__Data supplied__.
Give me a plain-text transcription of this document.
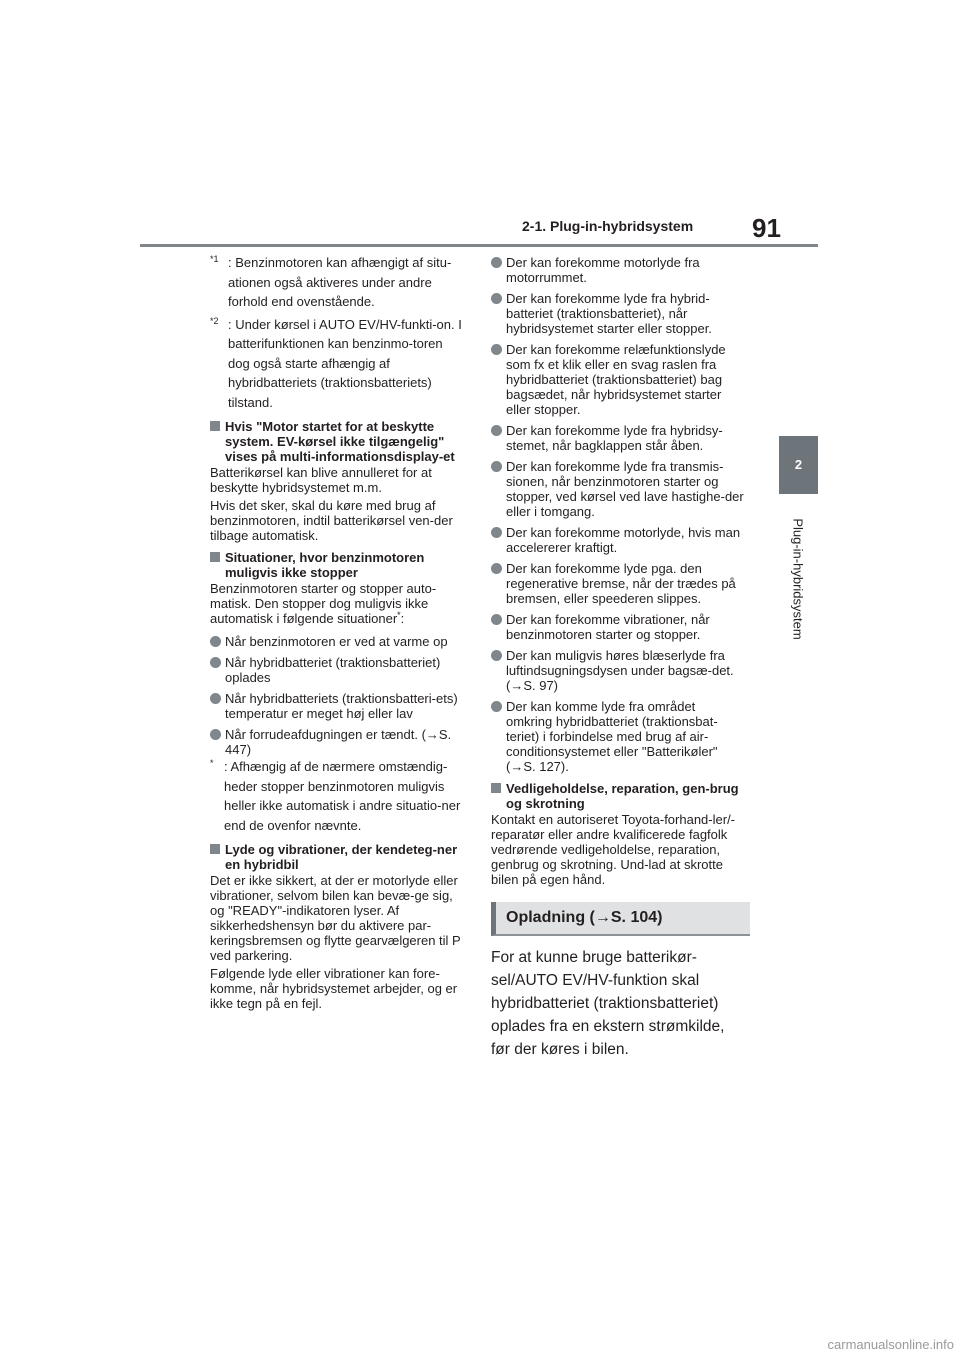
2-1. Plug-in-hybridsystem 91
2
Plug-in-hybridsystem
$^{*1}$ : Benzinmotoren kan afhængigt af situ-ationen også aktiveres under andre forhold end ovenstående.
$^{*2}$ : Under kørsel i AUTO EV/HV-funkti-on. I batterifunktionen kan benzinmo-toren dog også starte afhængig af hybridbatteriets (traktionsbatteriets) tilstand.
Hvis "Motor startet for at beskytte system. EV-kørsel ikke tilgængelig" vises på multi-informationsdisplay-et

Batterikørsel kan blive annulleret for at beskytte hybridsystemet m.m.

Hvis det sker, skal du køre med brug af benzinmotoren, indtil batterikørsel ven-der tilbage automatisk.

Situationer, hvor benzinmotoren muligvis ikke stopper

Benzinmotoren starter og stopper auto-matisk. Den stopper dog muligvis ikke

automatisk i følgende situationer*:
Når benzinmotoren er ved at varme op
Når hybridbatteriet (traktionsbatteriet) oplades
Når hybridbatteriets (traktionsbatteri-ets) temperatur er meget høj eller lav
Når forrudeafdugningen er tændt. (→S. 447)
* : Afhængig af de nærmere omstændig-heder stopper benzinmotoren muligvis heller ikke automatisk i andre situatio-ner end de ovenfor nævnte.
Lyde og vibrationer, der kendeteg-ner en hybridbil

Det er ikke sikkert, at der er motorlyde eller vibrationer, selvom bilen kan bevæ-ge sig, og "READY"-indikatoren lyser. Af sikkerhedshensyn bør du aktivere par-keringsbremsen og flytte gearvælgeren til P ved parkering.

Følgende lyde eller vibrationer kan fore-komme, når hybridsystemet arbejder, og er ikke tegn på en fejl.

Der kan forekomme motorlyde fra motorrummet.
Der kan forekomme lyde fra hybrid-batteriet (traktionsbatteriet), når hybridsystemet starter eller stopper.
Der kan forekomme relæfunktionslyde som fx et klik eller en svag raslen fra hybridbatteriet (traktionsbatteriet) bag bagsædet, når hybridsystemet starter eller stopper.
Der kan forekomme lyde fra hybridsy-stemet, når bagklappen står åben.
Der kan forekomme lyde fra transmis-sionen, når benzinmotoren starter og stopper, ved kørsel ved lave hastighe-der eller i tomgang.
Der kan forekomme motorlyde, hvis man accelererer kraftigt.
Der kan forekomme lyde pga. den regenerative bremse, når der trædes på bremsen, eller speederen slippes.
Der kan forekomme vibrationer, når benzinmotoren starter og stopper.
Der kan muligvis høres blæserlyde fra luftindsugningsdysen under bagsæ-det. (→S. 97)
Der kan komme lyde fra området omkring hybridbatteriet (traktionsbat-teriet) i forbindelse med brug af air-conditionsystemet eller "Batterikøler" (→S. 127).
Vedligeholdelse, reparation, gen-brug og skrotning

Kontakt en autoriseret Toyota-forhand-ler/-reparatør eller andre kvalificerede fagfolk vedrørende vedligeholdelse, reparation, genbrug og skrotning. Und-lad at skrotte bilen på egen hånd.

Opladning (→S. 104)
For at kunne bruge batterikør-
sel/AUTO EV/HV-funktion skal
hybridbatteriet (traktionsbatteriet)
oplades fra en ekstern strømkilde,
før der køres i bilen.
carmanualsonline.info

__The exercise__. How many lines of the records contain the string "reparation"? Respond with the number alone.

__Answer to this task__. 2